* begin RECORDS *
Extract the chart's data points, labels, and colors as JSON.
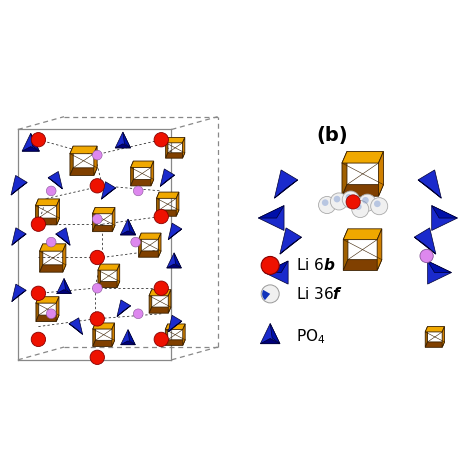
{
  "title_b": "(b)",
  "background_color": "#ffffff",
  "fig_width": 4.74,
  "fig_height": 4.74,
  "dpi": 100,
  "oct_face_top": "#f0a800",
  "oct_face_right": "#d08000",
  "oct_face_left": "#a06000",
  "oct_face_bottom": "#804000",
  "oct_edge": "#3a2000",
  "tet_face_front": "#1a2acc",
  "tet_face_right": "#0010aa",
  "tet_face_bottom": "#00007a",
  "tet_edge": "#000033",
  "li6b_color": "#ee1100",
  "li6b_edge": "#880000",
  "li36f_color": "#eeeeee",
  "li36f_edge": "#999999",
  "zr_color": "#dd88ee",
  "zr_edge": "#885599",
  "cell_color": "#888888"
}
* end RECORDS *
→ **WRITTEN INSTRUCTION**
Each entry should be repeated exactly as it appears; the pictures stay out.

→ **PROBLEM SOLUTION**
Extract the chart's data points, labels, and colors as JSON.
{
  "title_b": "(b)",
  "background_color": "#ffffff",
  "fig_width": 4.74,
  "fig_height": 4.74,
  "dpi": 100,
  "oct_face_top": "#f0a800",
  "oct_face_right": "#d08000",
  "oct_face_left": "#a06000",
  "oct_face_bottom": "#804000",
  "oct_edge": "#3a2000",
  "tet_face_front": "#1a2acc",
  "tet_face_right": "#0010aa",
  "tet_face_bottom": "#00007a",
  "tet_edge": "#000033",
  "li6b_color": "#ee1100",
  "li6b_edge": "#880000",
  "li36f_color": "#eeeeee",
  "li36f_edge": "#999999",
  "zr_color": "#dd88ee",
  "zr_edge": "#885599",
  "cell_color": "#888888"
}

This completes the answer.